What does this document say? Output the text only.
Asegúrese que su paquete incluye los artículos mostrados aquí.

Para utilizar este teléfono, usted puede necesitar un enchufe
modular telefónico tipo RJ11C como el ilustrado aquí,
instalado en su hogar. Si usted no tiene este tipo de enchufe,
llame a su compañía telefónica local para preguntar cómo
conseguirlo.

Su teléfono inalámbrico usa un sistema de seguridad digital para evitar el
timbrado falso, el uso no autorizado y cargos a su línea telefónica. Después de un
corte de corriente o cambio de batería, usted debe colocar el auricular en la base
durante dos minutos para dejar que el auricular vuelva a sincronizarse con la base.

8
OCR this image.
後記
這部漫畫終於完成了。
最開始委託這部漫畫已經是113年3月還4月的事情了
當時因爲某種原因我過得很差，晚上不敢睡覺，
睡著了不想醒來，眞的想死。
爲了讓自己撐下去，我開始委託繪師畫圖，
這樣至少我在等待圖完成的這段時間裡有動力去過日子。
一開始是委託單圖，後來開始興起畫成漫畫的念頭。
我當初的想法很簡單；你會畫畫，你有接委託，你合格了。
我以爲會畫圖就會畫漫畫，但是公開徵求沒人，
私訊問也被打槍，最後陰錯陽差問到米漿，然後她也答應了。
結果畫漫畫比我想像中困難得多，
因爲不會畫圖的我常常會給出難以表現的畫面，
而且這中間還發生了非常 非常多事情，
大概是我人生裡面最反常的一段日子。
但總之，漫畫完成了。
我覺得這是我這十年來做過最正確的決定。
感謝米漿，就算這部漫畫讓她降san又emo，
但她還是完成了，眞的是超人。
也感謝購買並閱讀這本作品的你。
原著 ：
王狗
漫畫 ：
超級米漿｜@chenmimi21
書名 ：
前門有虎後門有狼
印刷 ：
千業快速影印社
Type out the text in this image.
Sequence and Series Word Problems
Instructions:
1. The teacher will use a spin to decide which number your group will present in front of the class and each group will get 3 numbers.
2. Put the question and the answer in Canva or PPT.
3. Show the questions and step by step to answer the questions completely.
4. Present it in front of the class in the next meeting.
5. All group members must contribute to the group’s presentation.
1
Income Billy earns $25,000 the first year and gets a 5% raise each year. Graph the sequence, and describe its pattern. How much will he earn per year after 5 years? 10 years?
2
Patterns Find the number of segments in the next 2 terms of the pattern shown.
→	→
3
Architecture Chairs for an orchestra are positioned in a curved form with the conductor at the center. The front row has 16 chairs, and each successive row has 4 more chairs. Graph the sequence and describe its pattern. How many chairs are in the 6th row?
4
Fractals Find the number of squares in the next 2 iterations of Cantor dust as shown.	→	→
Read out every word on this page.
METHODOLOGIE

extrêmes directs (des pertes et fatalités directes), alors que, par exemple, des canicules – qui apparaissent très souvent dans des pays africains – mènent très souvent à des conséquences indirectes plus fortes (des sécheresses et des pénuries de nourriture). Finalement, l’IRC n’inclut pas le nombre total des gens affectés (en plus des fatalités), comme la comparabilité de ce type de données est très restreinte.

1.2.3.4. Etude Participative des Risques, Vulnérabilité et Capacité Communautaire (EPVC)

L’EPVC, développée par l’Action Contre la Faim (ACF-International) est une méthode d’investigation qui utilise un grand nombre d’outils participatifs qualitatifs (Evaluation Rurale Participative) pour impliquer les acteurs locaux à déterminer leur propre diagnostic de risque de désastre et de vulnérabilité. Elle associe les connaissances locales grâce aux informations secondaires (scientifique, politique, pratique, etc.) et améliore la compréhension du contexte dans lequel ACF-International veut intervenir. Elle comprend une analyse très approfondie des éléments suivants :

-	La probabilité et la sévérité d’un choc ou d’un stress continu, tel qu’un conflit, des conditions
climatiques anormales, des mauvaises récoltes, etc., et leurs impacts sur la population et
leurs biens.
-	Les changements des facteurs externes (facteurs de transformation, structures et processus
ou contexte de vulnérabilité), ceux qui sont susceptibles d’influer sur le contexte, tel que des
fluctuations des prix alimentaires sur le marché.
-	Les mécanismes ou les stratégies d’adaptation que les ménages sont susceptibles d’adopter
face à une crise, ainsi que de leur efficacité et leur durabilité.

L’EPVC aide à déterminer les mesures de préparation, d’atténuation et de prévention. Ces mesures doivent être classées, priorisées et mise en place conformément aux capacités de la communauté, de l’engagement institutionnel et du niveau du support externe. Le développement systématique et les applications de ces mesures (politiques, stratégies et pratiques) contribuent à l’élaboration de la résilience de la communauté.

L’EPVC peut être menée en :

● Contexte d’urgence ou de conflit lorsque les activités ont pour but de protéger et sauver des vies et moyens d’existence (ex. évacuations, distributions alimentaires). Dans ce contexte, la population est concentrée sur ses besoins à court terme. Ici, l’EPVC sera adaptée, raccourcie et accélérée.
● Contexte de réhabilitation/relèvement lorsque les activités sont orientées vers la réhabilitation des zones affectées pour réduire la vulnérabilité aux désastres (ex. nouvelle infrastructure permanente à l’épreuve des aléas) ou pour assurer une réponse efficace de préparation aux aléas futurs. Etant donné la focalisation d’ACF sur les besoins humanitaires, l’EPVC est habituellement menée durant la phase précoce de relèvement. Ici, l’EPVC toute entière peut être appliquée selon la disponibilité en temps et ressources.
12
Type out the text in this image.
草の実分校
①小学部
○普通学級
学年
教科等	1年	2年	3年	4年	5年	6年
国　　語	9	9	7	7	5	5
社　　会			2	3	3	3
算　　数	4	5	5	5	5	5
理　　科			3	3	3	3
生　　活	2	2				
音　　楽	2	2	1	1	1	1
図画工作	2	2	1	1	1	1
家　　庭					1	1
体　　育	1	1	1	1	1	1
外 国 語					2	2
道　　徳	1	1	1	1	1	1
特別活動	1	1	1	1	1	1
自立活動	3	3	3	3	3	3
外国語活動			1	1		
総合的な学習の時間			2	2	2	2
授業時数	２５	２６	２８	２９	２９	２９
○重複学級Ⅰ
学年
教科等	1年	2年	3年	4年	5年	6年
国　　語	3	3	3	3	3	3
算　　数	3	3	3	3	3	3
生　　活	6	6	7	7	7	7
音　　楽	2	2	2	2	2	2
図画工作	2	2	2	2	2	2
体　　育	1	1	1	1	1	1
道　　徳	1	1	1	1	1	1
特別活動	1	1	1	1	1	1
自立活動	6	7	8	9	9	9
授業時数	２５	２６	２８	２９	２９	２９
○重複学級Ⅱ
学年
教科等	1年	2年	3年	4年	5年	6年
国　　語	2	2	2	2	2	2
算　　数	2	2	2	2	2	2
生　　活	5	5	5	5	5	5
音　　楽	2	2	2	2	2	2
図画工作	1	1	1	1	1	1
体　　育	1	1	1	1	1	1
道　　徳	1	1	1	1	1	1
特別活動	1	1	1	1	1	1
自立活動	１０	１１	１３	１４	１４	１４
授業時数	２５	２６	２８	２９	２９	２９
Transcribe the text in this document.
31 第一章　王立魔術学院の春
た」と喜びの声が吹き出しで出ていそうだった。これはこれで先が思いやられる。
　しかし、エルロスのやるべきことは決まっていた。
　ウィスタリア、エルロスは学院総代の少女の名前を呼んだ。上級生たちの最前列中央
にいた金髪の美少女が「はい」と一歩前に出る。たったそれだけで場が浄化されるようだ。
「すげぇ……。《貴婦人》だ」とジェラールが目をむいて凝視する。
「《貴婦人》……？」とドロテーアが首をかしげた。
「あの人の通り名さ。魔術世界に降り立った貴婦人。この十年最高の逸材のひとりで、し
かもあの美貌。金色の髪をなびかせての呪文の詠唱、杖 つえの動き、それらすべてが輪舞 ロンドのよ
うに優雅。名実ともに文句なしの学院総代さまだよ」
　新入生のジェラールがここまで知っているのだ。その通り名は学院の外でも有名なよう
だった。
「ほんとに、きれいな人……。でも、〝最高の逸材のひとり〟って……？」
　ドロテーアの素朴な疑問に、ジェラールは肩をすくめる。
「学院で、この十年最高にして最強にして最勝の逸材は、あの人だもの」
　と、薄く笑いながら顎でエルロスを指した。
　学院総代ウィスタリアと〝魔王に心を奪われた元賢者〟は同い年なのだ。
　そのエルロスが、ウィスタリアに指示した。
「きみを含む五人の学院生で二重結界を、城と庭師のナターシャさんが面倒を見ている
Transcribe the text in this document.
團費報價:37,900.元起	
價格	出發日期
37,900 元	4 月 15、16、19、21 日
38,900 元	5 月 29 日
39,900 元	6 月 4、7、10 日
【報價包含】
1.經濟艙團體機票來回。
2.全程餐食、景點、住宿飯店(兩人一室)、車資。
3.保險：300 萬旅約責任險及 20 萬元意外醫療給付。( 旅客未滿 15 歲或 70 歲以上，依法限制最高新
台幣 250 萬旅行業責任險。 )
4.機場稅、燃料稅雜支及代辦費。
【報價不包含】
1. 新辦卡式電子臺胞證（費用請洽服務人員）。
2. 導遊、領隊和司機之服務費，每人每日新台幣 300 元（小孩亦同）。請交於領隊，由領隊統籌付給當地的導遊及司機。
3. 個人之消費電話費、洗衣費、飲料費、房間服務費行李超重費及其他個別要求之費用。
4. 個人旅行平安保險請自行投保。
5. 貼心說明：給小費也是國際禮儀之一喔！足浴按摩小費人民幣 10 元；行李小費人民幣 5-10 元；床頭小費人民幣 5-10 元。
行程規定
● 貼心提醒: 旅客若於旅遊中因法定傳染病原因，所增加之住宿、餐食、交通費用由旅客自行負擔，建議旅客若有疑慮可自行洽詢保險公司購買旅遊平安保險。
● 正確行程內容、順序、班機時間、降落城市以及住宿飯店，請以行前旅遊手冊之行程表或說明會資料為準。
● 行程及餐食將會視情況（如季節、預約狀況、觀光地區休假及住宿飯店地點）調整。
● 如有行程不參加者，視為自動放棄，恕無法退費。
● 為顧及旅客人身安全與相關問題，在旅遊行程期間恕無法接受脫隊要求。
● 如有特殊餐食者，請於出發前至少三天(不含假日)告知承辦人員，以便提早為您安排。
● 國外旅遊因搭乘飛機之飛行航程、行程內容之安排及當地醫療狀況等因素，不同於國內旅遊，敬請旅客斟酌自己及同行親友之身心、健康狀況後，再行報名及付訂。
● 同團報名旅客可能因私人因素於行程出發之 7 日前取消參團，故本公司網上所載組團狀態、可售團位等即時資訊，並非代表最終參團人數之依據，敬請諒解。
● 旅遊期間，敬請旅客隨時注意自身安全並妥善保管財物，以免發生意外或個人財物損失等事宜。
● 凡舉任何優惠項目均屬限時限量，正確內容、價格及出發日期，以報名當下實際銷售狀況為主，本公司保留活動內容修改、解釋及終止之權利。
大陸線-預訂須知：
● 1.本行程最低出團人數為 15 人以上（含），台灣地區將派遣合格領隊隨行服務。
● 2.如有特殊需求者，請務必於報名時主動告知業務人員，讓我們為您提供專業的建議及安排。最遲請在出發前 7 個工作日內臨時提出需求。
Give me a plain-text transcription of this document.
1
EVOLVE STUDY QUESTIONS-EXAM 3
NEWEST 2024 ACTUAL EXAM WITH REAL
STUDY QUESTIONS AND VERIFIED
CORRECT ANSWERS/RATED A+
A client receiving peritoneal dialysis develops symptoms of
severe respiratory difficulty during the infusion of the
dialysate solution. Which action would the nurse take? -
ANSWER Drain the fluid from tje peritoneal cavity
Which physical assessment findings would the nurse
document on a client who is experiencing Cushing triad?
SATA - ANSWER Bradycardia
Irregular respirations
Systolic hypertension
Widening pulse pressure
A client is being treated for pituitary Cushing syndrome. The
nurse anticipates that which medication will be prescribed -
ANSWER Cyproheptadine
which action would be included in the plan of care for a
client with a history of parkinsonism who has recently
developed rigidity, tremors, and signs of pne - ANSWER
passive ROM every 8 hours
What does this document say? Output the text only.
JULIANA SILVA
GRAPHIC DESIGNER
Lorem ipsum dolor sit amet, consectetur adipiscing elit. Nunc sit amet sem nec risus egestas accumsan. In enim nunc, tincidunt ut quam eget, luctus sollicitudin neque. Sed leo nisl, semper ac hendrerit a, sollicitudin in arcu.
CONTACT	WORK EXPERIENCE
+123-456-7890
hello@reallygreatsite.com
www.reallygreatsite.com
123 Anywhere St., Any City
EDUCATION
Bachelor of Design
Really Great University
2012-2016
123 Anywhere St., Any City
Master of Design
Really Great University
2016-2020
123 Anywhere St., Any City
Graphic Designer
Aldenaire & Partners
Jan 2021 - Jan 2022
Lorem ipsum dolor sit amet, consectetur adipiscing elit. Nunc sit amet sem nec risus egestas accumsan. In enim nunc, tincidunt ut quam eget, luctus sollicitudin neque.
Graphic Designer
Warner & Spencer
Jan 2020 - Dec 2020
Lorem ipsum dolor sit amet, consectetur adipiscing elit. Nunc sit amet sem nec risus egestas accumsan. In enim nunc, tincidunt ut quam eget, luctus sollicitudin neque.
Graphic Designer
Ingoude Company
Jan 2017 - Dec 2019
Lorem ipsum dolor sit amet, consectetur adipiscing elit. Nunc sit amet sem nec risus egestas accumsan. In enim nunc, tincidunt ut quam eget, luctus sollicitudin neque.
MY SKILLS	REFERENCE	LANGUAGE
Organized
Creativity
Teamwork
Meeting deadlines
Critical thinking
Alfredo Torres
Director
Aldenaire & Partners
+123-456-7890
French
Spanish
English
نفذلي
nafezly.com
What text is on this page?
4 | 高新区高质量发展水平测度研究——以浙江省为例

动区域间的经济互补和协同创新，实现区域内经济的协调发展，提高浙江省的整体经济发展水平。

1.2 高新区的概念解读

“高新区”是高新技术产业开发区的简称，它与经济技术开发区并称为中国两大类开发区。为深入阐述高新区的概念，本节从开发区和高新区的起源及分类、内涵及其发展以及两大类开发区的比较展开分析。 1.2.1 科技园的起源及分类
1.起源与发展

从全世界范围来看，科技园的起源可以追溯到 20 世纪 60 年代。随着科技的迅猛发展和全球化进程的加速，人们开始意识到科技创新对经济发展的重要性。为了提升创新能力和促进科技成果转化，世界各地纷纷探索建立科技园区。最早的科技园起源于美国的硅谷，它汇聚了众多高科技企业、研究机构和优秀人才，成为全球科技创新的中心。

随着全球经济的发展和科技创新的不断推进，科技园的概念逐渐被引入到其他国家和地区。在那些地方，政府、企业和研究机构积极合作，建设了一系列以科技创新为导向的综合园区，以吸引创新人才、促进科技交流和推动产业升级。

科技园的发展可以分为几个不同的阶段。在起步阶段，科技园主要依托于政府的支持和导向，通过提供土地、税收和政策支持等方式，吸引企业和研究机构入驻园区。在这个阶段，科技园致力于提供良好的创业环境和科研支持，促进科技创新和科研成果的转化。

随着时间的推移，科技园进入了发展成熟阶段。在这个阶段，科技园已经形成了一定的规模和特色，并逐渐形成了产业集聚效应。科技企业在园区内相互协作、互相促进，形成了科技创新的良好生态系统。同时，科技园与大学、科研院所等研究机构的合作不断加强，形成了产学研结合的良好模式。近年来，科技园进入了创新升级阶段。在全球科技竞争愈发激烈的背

-------

Everything from the line containing "What text is on this page?" through the final line of the listing, inclusive, must be reproduced exactly; leave out the rest.

What text is on this page?
4 | 高新区高质量发展水平测度研究——以浙江省为例

动区域间的经济互补和协同创新，实现区域内经济的协调发展，提高浙江省的整体经济发展水平。

1.2 高新区的概念解读

“高新区”是高新技术产业开发区的简称，它与经济技术开发区并称为中国两大类开发区。为深入阐述高新区的概念，本节从开发区和高新区的起源及分类、内涵及其发展以及两大类开发区的比较展开分析。 1.2.1 科技园的起源及分类
1.起源与发展

从全世界范围来看，科技园的起源可以追溯到 20 世纪 60 年代。随着科技的迅猛发展和全球化进程的加速，人们开始意识到科技创新对经济发展的重要性。为了提升创新能力和促进科技成果转化，世界各地纷纷探索建立科技园区。最早的科技园起源于美国的硅谷，它汇聚了众多高科技企业、研究机构和优秀人才，成为全球科技创新的中心。

随着全球经济的发展和科技创新的不断推进，科技园的概念逐渐被引入到其他国家和地区。在那些地方，政府、企业和研究机构积极合作，建设了一系列以科技创新为导向的综合园区，以吸引创新人才、促进科技交流和推动产业升级。

科技园的发展可以分为几个不同的阶段。在起步阶段，科技园主要依托于政府的支持和导向，通过提供土地、税收和政策支持等方式，吸引企业和研究机构入驻园区。在这个阶段，科技园致力于提供良好的创业环境和科研支持，促进科技创新和科研成果的转化。

随着时间的推移，科技园进入了发展成熟阶段。在这个阶段，科技园已经形成了一定的规模和特色，并逐渐形成了产业集聚效应。科技企业在园区内相互协作、互相促进，形成了科技创新的良好生态系统。同时，科技园与大学、科研院所等研究机构的合作不断加强，形成了产学研结合的良好模式。近年来，科技园进入了创新升级阶段。在全球科技竞争愈发激烈的背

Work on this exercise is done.